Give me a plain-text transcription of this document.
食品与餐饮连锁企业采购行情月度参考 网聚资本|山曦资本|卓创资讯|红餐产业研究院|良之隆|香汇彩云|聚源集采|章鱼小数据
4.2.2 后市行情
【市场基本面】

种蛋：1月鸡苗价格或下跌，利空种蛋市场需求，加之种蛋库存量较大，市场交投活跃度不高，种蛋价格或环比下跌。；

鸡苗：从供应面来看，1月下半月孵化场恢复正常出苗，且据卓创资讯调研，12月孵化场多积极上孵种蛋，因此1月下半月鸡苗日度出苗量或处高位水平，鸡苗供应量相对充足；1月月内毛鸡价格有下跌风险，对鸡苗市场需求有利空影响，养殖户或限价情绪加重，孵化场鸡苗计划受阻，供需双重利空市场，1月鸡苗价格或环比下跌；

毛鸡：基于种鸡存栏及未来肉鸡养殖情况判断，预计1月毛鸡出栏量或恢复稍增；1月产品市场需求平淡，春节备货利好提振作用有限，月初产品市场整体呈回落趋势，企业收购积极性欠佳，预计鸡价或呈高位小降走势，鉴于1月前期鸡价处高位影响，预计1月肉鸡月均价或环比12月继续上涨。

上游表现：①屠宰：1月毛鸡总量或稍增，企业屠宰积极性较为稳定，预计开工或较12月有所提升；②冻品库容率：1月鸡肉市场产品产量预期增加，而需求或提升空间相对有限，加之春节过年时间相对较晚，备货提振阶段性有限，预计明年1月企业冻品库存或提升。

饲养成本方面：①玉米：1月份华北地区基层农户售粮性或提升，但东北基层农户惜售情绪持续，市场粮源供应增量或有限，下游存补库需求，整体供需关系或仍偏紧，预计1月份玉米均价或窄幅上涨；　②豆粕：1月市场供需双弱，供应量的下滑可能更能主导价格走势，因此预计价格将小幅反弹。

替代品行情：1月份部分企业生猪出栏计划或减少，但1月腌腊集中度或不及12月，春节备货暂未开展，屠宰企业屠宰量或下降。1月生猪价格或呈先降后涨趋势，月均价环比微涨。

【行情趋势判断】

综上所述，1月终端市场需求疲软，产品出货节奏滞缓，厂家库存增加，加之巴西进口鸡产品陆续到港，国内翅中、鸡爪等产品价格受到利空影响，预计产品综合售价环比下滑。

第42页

--- --- ---

-- PROBLEM STATEMENT --
Repeat each entry word for word.

-- RESPONSE --
Give me a plain-text transcription of this document.
食品与餐饮连锁企业采购行情月度参考 网聚资本|山曦资本|卓创资讯|红餐产业研究院|良之隆|香汇彩云|聚源集采|章鱼小数据
4.2.2 后市行情
【市场基本面】

种蛋：1月鸡苗价格或下跌，利空种蛋市场需求，加之种蛋库存量较大，市场交投活跃度不高，种蛋价格或环比下跌。；

鸡苗：从供应面来看，1月下半月孵化场恢复正常出苗，且据卓创资讯调研，12月孵化场多积极上孵种蛋，因此1月下半月鸡苗日度出苗量或处高位水平，鸡苗供应量相对充足；1月月内毛鸡价格有下跌风险，对鸡苗市场需求有利空影响，养殖户或限价情绪加重，孵化场鸡苗计划受阻，供需双重利空市场，1月鸡苗价格或环比下跌；

毛鸡：基于种鸡存栏及未来肉鸡养殖情况判断，预计1月毛鸡出栏量或恢复稍增；1月产品市场需求平淡，春节备货利好提振作用有限，月初产品市场整体呈回落趋势，企业收购积极性欠佳，预计鸡价或呈高位小降走势，鉴于1月前期鸡价处高位影响，预计1月肉鸡月均价或环比12月继续上涨。

上游表现：①屠宰：1月毛鸡总量或稍增，企业屠宰积极性较为稳定，预计开工或较12月有所提升；②冻品库容率：1月鸡肉市场产品产量预期增加，而需求或提升空间相对有限，加之春节过年时间相对较晚，备货提振阶段性有限，预计明年1月企业冻品库存或提升。

饲养成本方面：①玉米：1月份华北地区基层农户售粮性或提升，但东北基层农户惜售情绪持续，市场粮源供应增量或有限，下游存补库需求，整体供需关系或仍偏紧，预计1月份玉米均价或窄幅上涨；　②豆粕：1月市场供需双弱，供应量的下滑可能更能主导价格走势，因此预计价格将小幅反弹。

替代品行情：1月份部分企业生猪出栏计划或减少，但1月腌腊集中度或不及12月，春节备货暂未开展，屠宰企业屠宰量或下降。1月生猪价格或呈先降后涨趋势，月均价环比微涨。

【行情趋势判断】

综上所述，1月终端市场需求疲软，产品出货节奏滞缓，厂家库存增加，加之巴西进口鸡产品陆续到港，国内翅中、鸡爪等产品价格受到利空影响，预计产品综合售价环比下滑。

第42页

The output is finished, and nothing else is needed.